EXERCISE BRIEF:
Copy out the data exactly, leaving the pictures behind.
Start of GIVEN DATA
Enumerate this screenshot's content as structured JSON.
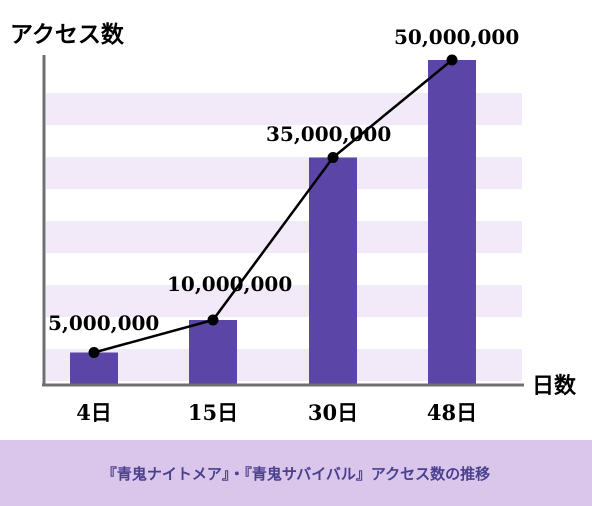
{
  "chart_data": {
    "type": "bar",
    "ylabel": "アクセス数",
    "xlabel": "日数",
    "categories": [
      "4日",
      "15日",
      "30日",
      "48日"
    ],
    "series": [
      {
        "values": [
          5000000,
          10000000,
          35000000,
          50000000
        ]
      }
    ],
    "data_labels": [
      "5,000,000",
      "10,000,000",
      "35,000,000",
      "50,000,000"
    ],
    "line_overlay": true,
    "ylim": [
      0,
      50000000
    ],
    "colors": {
      "bar": "#5b46a8",
      "band": "#f3eaf9",
      "line": "#000000",
      "marker": "#000000"
    }
  },
  "caption": "『青鬼ナイトメア』・『青鬼サバイバル』アクセス数の推移"
}
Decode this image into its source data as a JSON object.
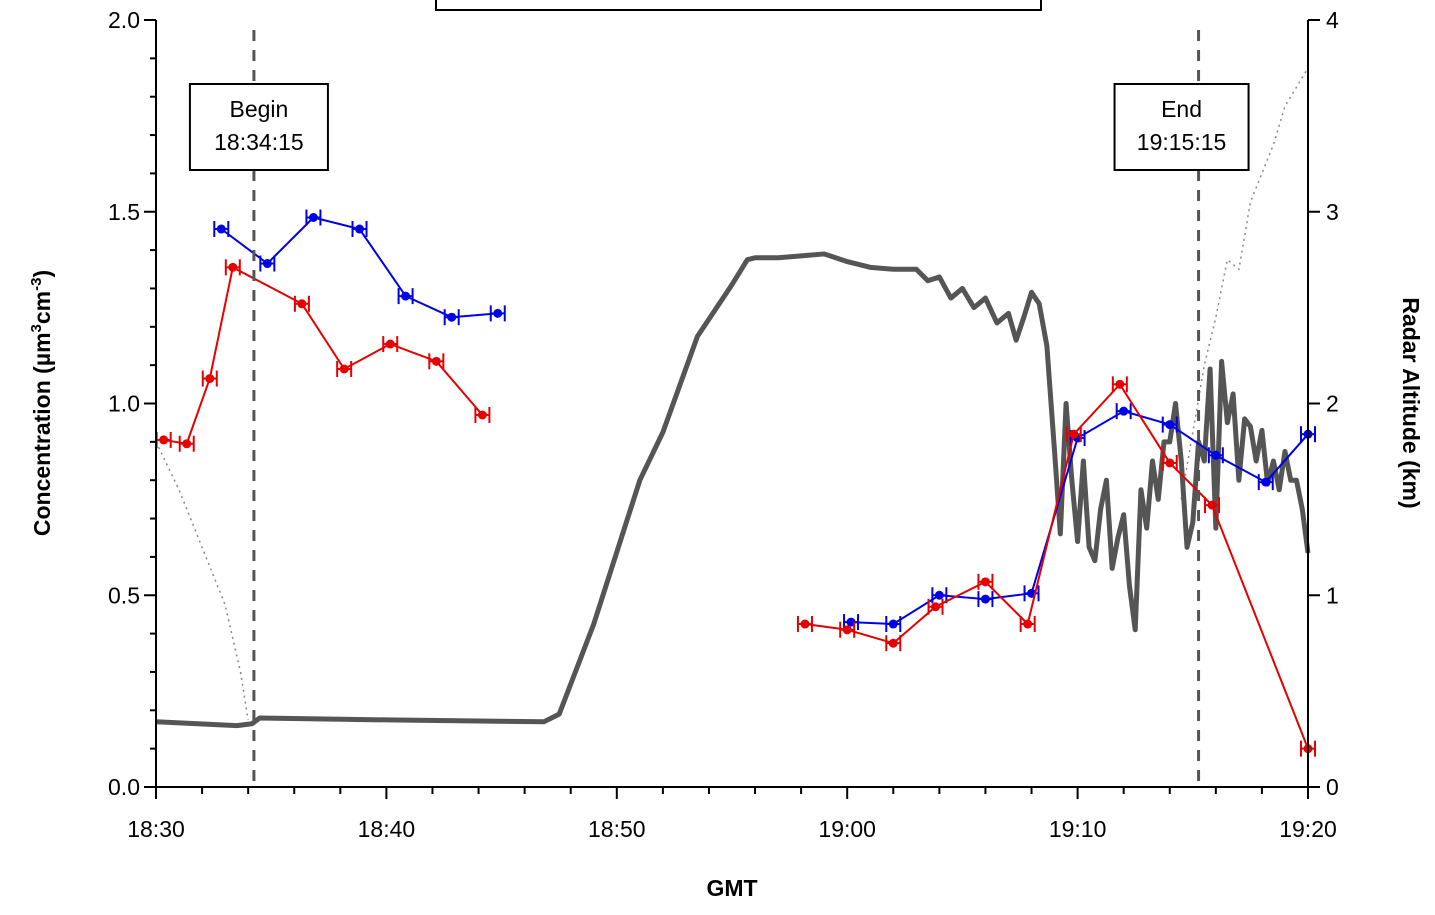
End of GIVEN DATA
RESULT OF THE EXERCISE:
Enumerate this screenshot's content as structured JSON.
{
  "chart_data": {
    "type": "bar",
    "ylabel": "アクセス数",
    "xlabel": "日数",
    "categories": [
      "4日",
      "15日",
      "30日",
      "48日"
    ],
    "series": [
      {
        "values": [
          5000000,
          10000000,
          35000000,
          50000000
        ]
      }
    ],
    "data_labels": [
      "5,000,000",
      "10,000,000",
      "35,000,000",
      "50,000,000"
    ],
    "line_overlay": true,
    "ylim": [
      0,
      50000000
    ],
    "colors": {
      "bar": "#5b46a8",
      "band": "#f3eaf9",
      "line": "#000000",
      "marker": "#000000"
    }
  },
  "caption": "『青鬼ナイトメア』・『青鬼サバイバル』アクセス数の推移"
}
Decode this image into its source data as a JSON object.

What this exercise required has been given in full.